Short problem. Write the material out again exactly.

* START Working data *

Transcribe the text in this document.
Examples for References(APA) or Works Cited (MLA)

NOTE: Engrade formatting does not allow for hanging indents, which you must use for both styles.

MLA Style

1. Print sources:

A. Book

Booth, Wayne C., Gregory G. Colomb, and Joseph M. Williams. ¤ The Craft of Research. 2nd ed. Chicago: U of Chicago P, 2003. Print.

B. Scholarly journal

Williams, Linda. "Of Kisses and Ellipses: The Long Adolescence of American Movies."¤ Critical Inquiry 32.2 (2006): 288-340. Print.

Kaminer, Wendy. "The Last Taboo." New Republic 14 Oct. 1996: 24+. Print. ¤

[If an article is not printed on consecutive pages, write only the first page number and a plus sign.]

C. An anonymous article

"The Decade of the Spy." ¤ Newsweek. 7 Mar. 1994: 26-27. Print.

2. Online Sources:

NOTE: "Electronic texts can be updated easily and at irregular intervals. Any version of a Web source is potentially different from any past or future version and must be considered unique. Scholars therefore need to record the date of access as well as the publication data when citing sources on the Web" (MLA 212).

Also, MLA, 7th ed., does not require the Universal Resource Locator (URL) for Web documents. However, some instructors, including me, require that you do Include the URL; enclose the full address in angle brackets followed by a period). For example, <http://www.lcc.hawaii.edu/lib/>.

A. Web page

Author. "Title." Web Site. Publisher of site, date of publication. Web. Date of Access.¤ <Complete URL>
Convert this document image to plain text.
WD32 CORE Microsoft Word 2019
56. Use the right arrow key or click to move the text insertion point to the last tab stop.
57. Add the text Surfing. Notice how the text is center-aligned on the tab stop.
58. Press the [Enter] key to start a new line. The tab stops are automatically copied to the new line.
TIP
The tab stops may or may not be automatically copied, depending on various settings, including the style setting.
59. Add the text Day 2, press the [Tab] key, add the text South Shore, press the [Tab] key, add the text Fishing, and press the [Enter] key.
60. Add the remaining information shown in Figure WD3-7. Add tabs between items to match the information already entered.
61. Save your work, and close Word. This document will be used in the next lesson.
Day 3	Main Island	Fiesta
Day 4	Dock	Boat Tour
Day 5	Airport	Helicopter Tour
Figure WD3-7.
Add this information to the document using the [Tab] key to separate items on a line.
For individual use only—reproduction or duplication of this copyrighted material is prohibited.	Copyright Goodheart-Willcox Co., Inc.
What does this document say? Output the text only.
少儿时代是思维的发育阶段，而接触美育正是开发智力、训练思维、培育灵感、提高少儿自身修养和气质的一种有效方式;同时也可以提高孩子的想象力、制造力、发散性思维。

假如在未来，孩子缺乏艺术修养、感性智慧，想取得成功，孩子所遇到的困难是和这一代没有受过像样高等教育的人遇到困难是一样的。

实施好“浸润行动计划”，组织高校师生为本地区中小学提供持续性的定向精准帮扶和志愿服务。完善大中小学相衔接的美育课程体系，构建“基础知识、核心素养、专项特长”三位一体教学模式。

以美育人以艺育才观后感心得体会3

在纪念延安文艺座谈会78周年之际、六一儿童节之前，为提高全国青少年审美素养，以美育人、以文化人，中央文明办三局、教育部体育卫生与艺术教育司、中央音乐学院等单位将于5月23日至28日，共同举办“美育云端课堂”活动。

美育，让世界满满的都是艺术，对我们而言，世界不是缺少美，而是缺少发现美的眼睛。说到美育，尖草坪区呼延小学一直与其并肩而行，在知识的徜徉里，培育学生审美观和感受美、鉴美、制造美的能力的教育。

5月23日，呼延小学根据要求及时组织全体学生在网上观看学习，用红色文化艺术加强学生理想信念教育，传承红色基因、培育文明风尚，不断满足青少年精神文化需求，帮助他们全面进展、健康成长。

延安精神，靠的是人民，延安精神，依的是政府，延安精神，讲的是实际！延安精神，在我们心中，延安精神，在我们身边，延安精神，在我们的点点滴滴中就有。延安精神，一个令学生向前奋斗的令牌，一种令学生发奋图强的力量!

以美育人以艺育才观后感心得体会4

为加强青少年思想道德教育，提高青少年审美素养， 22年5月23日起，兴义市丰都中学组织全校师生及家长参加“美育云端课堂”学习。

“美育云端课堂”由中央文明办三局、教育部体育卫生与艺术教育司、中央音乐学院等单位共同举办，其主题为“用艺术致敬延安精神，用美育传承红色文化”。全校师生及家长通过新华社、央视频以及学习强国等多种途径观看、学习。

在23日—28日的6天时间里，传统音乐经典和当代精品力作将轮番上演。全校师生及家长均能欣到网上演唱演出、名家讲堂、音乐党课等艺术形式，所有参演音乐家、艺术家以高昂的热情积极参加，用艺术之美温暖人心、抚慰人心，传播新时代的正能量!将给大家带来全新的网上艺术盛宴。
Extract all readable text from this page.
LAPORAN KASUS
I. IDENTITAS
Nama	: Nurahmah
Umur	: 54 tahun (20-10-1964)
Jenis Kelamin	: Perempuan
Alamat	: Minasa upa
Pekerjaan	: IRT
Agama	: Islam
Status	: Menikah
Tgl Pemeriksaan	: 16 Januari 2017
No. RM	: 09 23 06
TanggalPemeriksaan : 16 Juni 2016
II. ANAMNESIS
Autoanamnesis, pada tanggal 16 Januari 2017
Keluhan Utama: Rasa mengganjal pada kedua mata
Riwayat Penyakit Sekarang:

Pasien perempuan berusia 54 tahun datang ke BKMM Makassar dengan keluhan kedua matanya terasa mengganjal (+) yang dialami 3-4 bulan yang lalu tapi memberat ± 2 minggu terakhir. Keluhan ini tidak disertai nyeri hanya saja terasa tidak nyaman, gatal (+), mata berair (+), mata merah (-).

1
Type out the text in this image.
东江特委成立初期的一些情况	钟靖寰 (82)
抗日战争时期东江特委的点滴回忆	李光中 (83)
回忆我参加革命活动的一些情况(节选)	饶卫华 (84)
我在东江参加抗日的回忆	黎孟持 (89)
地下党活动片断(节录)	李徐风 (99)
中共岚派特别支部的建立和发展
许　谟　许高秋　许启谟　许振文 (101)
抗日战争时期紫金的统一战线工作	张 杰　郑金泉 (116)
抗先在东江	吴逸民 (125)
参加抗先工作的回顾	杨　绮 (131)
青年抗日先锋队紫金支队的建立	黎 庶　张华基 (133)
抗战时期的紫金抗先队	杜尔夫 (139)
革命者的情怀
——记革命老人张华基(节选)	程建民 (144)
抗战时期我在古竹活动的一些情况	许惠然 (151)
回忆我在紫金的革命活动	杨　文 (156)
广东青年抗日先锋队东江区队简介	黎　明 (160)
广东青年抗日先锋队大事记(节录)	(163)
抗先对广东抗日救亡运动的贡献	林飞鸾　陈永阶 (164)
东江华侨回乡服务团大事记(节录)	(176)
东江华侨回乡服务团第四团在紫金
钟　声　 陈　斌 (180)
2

* END Working data *

Response.
Transcribe the text in this document.
Examples for References(APA) or Works Cited (MLA)

NOTE: Engrade formatting does not allow for hanging indents, which you must use for both styles.

MLA Style

1. Print sources:

A. Book

Booth, Wayne C., Gregory G. Colomb, and Joseph M. Williams. ¤ The Craft of Research. 2nd ed. Chicago: U of Chicago P, 2003. Print.

B. Scholarly journal

Williams, Linda. "Of Kisses and Ellipses: The Long Adolescence of American Movies."¤ Critical Inquiry 32.2 (2006): 288-340. Print.

Kaminer, Wendy. "The Last Taboo." New Republic 14 Oct. 1996: 24+. Print. ¤

[If an article is not printed on consecutive pages, write only the first page number and a plus sign.]

C. An anonymous article

"The Decade of the Spy." ¤ Newsweek. 7 Mar. 1994: 26-27. Print.

2. Online Sources:

NOTE: "Electronic texts can be updated easily and at irregular intervals. Any version of a Web source is potentially different from any past or future version and must be considered unique. Scholars therefore need to record the date of access as well as the publication data when citing sources on the Web" (MLA 212).

Also, MLA, 7th ed., does not require the Universal Resource Locator (URL) for Web documents. However, some instructors, including me, require that you do Include the URL; enclose the full address in angle brackets followed by a period). For example, <http://www.lcc.hawaii.edu/lib/>.

A. Web page

Author. "Title." Web Site. Publisher of site, date of publication. Web. Date of Access.¤ <Complete URL>
Convert this document image to plain text.
WD32 CORE Microsoft Word 2019
56. Use the right arrow key or click to move the text insertion point to the last tab stop.
57. Add the text Surfing. Notice how the text is center-aligned on the tab stop.
58. Press the [Enter] key to start a new line. The tab stops are automatically copied to the new line.
TIP
The tab stops may or may not be automatically copied, depending on various settings, including the style setting.
59. Add the text Day 2, press the [Tab] key, add the text South Shore, press the [Tab] key, add the text Fishing, and press the [Enter] key.
60. Add the remaining information shown in Figure WD3-7. Add tabs between items to match the information already entered.
61. Save your work, and close Word. This document will be used in the next lesson.
Day 3	Main Island	Fiesta
Day 4	Dock	Boat Tour
Day 5	Airport	Helicopter Tour
Figure WD3-7.
Add this information to the document using the [Tab] key to separate items on a line.
For individual use only—reproduction or duplication of this copyrighted material is prohibited.	Copyright Goodheart-Willcox Co., Inc.
What does this document say? Output the text only.
少儿时代是思维的发育阶段，而接触美育正是开发智力、训练思维、培育灵感、提高少儿自身修养和气质的一种有效方式;同时也可以提高孩子的想象力、制造力、发散性思维。

假如在未来，孩子缺乏艺术修养、感性智慧，想取得成功，孩子所遇到的困难是和这一代没有受过像样高等教育的人遇到困难是一样的。

实施好“浸润行动计划”，组织高校师生为本地区中小学提供持续性的定向精准帮扶和志愿服务。完善大中小学相衔接的美育课程体系，构建“基础知识、核心素养、专项特长”三位一体教学模式。

以美育人以艺育才观后感心得体会3

在纪念延安文艺座谈会78周年之际、六一儿童节之前，为提高全国青少年审美素养，以美育人、以文化人，中央文明办三局、教育部体育卫生与艺术教育司、中央音乐学院等单位将于5月23日至28日，共同举办“美育云端课堂”活动。

美育，让世界满满的都是艺术，对我们而言，世界不是缺少美，而是缺少发现美的眼睛。说到美育，尖草坪区呼延小学一直与其并肩而行，在知识的徜徉里，培育学生审美观和感受美、鉴美、制造美的能力的教育。

5月23日，呼延小学根据要求及时组织全体学生在网上观看学习，用红色文化艺术加强学生理想信念教育，传承红色基因、培育文明风尚，不断满足青少年精神文化需求，帮助他们全面进展、健康成长。

延安精神，靠的是人民，延安精神，依的是政府，延安精神，讲的是实际！延安精神，在我们心中，延安精神，在我们身边，延安精神，在我们的点点滴滴中就有。延安精神，一个令学生向前奋斗的令牌，一种令学生发奋图强的力量!

以美育人以艺育才观后感心得体会4

为加强青少年思想道德教育，提高青少年审美素养， 22年5月23日起，兴义市丰都中学组织全校师生及家长参加“美育云端课堂”学习。

“美育云端课堂”由中央文明办三局、教育部体育卫生与艺术教育司、中央音乐学院等单位共同举办，其主题为“用艺术致敬延安精神，用美育传承红色文化”。全校师生及家长通过新华社、央视频以及学习强国等多种途径观看、学习。

在23日—28日的6天时间里，传统音乐经典和当代精品力作将轮番上演。全校师生及家长均能欣到网上演唱演出、名家讲堂、音乐党课等艺术形式，所有参演音乐家、艺术家以高昂的热情积极参加，用艺术之美温暖人心、抚慰人心，传播新时代的正能量!将给大家带来全新的网上艺术盛宴。
Extract all readable text from this page.
LAPORAN KASUS
I. IDENTITAS
Nama	: Nurahmah
Umur	: 54 tahun (20-10-1964)
Jenis Kelamin	: Perempuan
Alamat	: Minasa upa
Pekerjaan	: IRT
Agama	: Islam
Status	: Menikah
Tgl Pemeriksaan	: 16 Januari 2017
No. RM	: 09 23 06
TanggalPemeriksaan : 16 Juni 2016
II. ANAMNESIS
Autoanamnesis, pada tanggal 16 Januari 2017
Keluhan Utama: Rasa mengganjal pada kedua mata
Riwayat Penyakit Sekarang:

Pasien perempuan berusia 54 tahun datang ke BKMM Makassar dengan keluhan kedua matanya terasa mengganjal (+) yang dialami 3-4 bulan yang lalu tapi memberat ± 2 minggu terakhir. Keluhan ini tidak disertai nyeri hanya saja terasa tidak nyaman, gatal (+), mata berair (+), mata merah (-).

1
Type out the text in this image.
东江特委成立初期的一些情况	钟靖寰 (82)
抗日战争时期东江特委的点滴回忆	李光中 (83)
回忆我参加革命活动的一些情况(节选)	饶卫华 (84)
我在东江参加抗日的回忆	黎孟持 (89)
地下党活动片断(节录)	李徐风 (99)
中共岚派特别支部的建立和发展
许　谟　许高秋　许启谟　许振文 (101)
抗日战争时期紫金的统一战线工作	张 杰　郑金泉 (116)
抗先在东江	吴逸民 (125)
参加抗先工作的回顾	杨　绮 (131)
青年抗日先锋队紫金支队的建立	黎 庶　张华基 (133)
抗战时期的紫金抗先队	杜尔夫 (139)
革命者的情怀
——记革命老人张华基(节选)	程建民 (144)
抗战时期我在古竹活动的一些情况	许惠然 (151)
回忆我在紫金的革命活动	杨　文 (156)
广东青年抗日先锋队东江区队简介	黎　明 (160)
广东青年抗日先锋队大事记(节录)	(163)
抗先对广东抗日救亡运动的贡献	林飞鸾　陈永阶 (164)
东江华侨回乡服务团大事记(节录)	(176)
东江华侨回乡服务团第四团在紫金
钟　声　 陈　斌 (180)
2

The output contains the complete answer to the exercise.